*Provided records*.
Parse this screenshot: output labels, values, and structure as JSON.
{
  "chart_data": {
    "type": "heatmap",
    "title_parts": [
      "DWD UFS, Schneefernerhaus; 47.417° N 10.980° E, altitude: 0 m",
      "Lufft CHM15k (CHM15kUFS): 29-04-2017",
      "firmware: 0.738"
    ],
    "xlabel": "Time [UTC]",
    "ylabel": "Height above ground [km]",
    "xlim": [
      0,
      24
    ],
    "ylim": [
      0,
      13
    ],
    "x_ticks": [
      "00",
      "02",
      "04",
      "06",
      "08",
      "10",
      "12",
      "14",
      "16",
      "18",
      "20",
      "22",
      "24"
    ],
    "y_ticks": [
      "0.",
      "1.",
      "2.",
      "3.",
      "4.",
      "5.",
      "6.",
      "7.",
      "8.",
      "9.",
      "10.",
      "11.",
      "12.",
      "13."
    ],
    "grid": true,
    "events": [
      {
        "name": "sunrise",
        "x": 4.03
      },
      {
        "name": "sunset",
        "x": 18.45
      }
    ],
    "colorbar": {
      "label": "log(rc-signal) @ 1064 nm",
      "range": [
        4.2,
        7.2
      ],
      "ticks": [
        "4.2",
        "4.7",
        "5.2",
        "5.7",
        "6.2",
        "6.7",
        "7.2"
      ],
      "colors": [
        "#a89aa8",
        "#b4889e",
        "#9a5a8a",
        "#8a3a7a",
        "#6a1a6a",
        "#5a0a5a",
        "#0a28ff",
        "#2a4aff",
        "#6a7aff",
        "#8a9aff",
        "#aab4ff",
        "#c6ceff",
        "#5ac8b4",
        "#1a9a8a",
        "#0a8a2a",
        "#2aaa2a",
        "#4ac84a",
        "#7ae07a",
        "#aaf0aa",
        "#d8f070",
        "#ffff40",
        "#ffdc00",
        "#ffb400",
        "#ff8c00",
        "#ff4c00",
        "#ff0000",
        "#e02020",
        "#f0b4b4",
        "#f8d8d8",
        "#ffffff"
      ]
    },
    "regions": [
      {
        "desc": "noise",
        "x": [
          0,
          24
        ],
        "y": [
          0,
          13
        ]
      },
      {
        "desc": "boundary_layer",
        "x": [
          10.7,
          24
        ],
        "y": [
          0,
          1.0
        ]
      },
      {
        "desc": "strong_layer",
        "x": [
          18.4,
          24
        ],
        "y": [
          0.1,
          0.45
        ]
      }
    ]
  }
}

*Written task*.
Select, from the listing, all lines that include the word "desc".

*Task response*.
        "desc": "noise",
        "desc": "boundary_layer",
        "desc": "strong_layer",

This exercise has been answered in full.